■ **GOAL**: Copy out every one of the rows below character for character, keeping each line in its original order.
:::
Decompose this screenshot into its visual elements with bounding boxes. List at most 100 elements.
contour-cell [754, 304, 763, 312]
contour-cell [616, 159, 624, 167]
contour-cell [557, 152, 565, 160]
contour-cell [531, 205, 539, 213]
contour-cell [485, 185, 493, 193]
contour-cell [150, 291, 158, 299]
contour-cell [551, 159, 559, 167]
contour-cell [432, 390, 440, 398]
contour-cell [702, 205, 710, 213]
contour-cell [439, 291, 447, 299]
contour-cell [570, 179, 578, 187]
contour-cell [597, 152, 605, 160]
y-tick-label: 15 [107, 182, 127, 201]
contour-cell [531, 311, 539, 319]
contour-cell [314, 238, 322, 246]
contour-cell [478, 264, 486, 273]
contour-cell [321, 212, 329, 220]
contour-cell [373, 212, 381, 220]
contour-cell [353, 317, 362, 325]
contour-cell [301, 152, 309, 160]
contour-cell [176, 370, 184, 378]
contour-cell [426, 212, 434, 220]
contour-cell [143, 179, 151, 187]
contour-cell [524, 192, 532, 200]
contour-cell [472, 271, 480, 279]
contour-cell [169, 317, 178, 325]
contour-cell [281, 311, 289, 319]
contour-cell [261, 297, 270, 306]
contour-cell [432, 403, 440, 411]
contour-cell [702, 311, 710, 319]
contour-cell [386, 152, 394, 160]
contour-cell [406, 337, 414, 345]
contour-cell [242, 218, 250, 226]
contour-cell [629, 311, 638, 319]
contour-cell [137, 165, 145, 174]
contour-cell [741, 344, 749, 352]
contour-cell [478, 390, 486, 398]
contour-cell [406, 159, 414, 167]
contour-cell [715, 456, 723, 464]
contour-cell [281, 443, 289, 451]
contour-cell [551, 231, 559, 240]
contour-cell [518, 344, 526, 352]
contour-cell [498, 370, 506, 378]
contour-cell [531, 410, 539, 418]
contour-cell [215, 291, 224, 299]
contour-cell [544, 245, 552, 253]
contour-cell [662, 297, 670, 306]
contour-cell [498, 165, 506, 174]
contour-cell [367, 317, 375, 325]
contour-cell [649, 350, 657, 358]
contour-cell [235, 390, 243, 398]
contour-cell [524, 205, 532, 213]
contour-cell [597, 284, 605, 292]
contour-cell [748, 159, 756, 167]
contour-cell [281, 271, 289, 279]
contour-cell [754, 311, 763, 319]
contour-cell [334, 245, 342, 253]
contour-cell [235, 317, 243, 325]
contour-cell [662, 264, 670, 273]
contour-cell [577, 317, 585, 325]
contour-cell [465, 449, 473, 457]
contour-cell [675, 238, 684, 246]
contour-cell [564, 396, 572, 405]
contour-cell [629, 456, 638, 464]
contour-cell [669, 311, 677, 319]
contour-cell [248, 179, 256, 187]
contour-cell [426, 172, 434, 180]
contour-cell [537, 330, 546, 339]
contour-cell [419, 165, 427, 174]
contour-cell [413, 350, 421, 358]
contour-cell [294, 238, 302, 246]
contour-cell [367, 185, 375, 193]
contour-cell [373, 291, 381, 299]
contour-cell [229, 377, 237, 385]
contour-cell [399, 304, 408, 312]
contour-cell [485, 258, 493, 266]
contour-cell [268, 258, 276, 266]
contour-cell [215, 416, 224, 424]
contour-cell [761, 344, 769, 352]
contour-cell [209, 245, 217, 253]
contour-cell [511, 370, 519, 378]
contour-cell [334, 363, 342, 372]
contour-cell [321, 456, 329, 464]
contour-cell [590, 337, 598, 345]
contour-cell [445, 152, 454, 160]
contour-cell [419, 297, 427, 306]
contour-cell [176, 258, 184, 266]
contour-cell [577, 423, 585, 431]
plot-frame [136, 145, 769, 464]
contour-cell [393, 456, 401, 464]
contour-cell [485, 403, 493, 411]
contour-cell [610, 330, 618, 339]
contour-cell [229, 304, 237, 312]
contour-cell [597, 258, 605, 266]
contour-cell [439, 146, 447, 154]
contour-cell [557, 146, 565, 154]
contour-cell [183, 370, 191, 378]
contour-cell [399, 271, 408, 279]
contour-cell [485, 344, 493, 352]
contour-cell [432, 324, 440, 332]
:::
■ **ANSWER TO THE EXERCISE**:
Decompose this screenshot into its visual elements with bounding boxes. List at most 100 elements.
contour-cell [754, 304, 763, 312]
contour-cell [616, 159, 624, 167]
contour-cell [557, 152, 565, 160]
contour-cell [531, 205, 539, 213]
contour-cell [485, 185, 493, 193]
contour-cell [150, 291, 158, 299]
contour-cell [551, 159, 559, 167]
contour-cell [432, 390, 440, 398]
contour-cell [702, 205, 710, 213]
contour-cell [439, 291, 447, 299]
contour-cell [570, 179, 578, 187]
contour-cell [597, 152, 605, 160]
y-tick-label: 15 [107, 182, 127, 201]
contour-cell [531, 311, 539, 319]
contour-cell [314, 238, 322, 246]
contour-cell [478, 264, 486, 273]
contour-cell [321, 212, 329, 220]
contour-cell [373, 212, 381, 220]
contour-cell [353, 317, 362, 325]
contour-cell [301, 152, 309, 160]
contour-cell [176, 370, 184, 378]
contour-cell [426, 212, 434, 220]
contour-cell [143, 179, 151, 187]
contour-cell [524, 192, 532, 200]
contour-cell [472, 271, 480, 279]
contour-cell [169, 317, 178, 325]
contour-cell [281, 311, 289, 319]
contour-cell [261, 297, 270, 306]
contour-cell [432, 403, 440, 411]
contour-cell [702, 311, 710, 319]
contour-cell [386, 152, 394, 160]
contour-cell [406, 337, 414, 345]
contour-cell [242, 218, 250, 226]
contour-cell [629, 311, 638, 319]
contour-cell [137, 165, 145, 174]
contour-cell [741, 344, 749, 352]
contour-cell [478, 390, 486, 398]
contour-cell [406, 159, 414, 167]
contour-cell [715, 456, 723, 464]
contour-cell [281, 443, 289, 451]
contour-cell [551, 231, 559, 240]
contour-cell [518, 344, 526, 352]
contour-cell [498, 370, 506, 378]
contour-cell [531, 410, 539, 418]
contour-cell [215, 291, 224, 299]
contour-cell [544, 245, 552, 253]
contour-cell [662, 297, 670, 306]
contour-cell [498, 165, 506, 174]
contour-cell [367, 317, 375, 325]
contour-cell [649, 350, 657, 358]
contour-cell [235, 390, 243, 398]
contour-cell [524, 205, 532, 213]
contour-cell [597, 284, 605, 292]
contour-cell [748, 159, 756, 167]
contour-cell [281, 271, 289, 279]
contour-cell [754, 311, 763, 319]
contour-cell [334, 245, 342, 253]
contour-cell [235, 317, 243, 325]
contour-cell [662, 264, 670, 273]
contour-cell [577, 317, 585, 325]
contour-cell [465, 449, 473, 457]
contour-cell [675, 238, 684, 246]
contour-cell [564, 396, 572, 405]
contour-cell [629, 456, 638, 464]
contour-cell [669, 311, 677, 319]
contour-cell [248, 179, 256, 187]
contour-cell [426, 172, 434, 180]
contour-cell [537, 330, 546, 339]
contour-cell [419, 165, 427, 174]
contour-cell [413, 350, 421, 358]
contour-cell [294, 238, 302, 246]
contour-cell [367, 185, 375, 193]
contour-cell [373, 291, 381, 299]
contour-cell [229, 377, 237, 385]
contour-cell [399, 304, 408, 312]
contour-cell [485, 258, 493, 266]
contour-cell [268, 258, 276, 266]
contour-cell [215, 416, 224, 424]
contour-cell [761, 344, 769, 352]
contour-cell [209, 245, 217, 253]
contour-cell [511, 370, 519, 378]
contour-cell [334, 363, 342, 372]
contour-cell [321, 456, 329, 464]
contour-cell [590, 337, 598, 345]
contour-cell [445, 152, 454, 160]
contour-cell [419, 297, 427, 306]
contour-cell [176, 258, 184, 266]
contour-cell [577, 423, 585, 431]
plot-frame [136, 145, 769, 464]
contour-cell [393, 456, 401, 464]
contour-cell [485, 403, 493, 411]
contour-cell [610, 330, 618, 339]
contour-cell [229, 304, 237, 312]
contour-cell [597, 258, 605, 266]
contour-cell [439, 146, 447, 154]
contour-cell [557, 146, 565, 154]
contour-cell [183, 370, 191, 378]
contour-cell [399, 271, 408, 279]
contour-cell [485, 344, 493, 352]
contour-cell [432, 324, 440, 332]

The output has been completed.